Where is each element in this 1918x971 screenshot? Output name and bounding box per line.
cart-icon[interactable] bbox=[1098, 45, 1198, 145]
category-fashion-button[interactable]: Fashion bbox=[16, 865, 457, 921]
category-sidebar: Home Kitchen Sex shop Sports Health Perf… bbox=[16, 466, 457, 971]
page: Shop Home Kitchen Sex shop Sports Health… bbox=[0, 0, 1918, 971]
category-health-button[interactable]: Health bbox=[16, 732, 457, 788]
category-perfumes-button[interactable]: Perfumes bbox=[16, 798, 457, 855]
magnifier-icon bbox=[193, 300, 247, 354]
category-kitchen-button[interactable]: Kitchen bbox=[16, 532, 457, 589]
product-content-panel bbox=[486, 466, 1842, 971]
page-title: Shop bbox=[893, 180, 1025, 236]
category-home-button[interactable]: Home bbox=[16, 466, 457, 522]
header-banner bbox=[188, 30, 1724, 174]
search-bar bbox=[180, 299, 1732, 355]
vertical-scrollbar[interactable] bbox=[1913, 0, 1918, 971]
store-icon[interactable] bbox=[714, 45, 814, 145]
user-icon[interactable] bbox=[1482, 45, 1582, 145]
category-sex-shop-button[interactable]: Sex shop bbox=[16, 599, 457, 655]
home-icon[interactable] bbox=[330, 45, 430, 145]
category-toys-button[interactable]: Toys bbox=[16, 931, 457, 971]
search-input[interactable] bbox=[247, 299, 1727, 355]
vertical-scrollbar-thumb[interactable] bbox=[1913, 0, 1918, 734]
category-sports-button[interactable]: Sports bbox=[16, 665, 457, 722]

=-=-=-=-=

- Directions for this task: Reproduce the lines above word for word, from the first one through the line that contains "home-icon[interactable] bbox=[330, 45, 430, 145]".

- Solution below:
Where is each element in this 1918x971 screenshot? Output name and bounding box per line.
cart-icon[interactable] bbox=[1098, 45, 1198, 145]
category-fashion-button[interactable]: Fashion bbox=[16, 865, 457, 921]
category-sidebar: Home Kitchen Sex shop Sports Health Perf… bbox=[16, 466, 457, 971]
page: Shop Home Kitchen Sex shop Sports Health… bbox=[0, 0, 1918, 971]
category-health-button[interactable]: Health bbox=[16, 732, 457, 788]
category-perfumes-button[interactable]: Perfumes bbox=[16, 798, 457, 855]
magnifier-icon bbox=[193, 300, 247, 354]
category-kitchen-button[interactable]: Kitchen bbox=[16, 532, 457, 589]
product-content-panel bbox=[486, 466, 1842, 971]
page-title: Shop bbox=[893, 180, 1025, 236]
category-home-button[interactable]: Home bbox=[16, 466, 457, 522]
header-banner bbox=[188, 30, 1724, 174]
search-bar bbox=[180, 299, 1732, 355]
vertical-scrollbar[interactable] bbox=[1913, 0, 1918, 971]
store-icon[interactable] bbox=[714, 45, 814, 145]
user-icon[interactable] bbox=[1482, 45, 1582, 145]
category-sex-shop-button[interactable]: Sex shop bbox=[16, 599, 457, 655]
home-icon[interactable] bbox=[330, 45, 430, 145]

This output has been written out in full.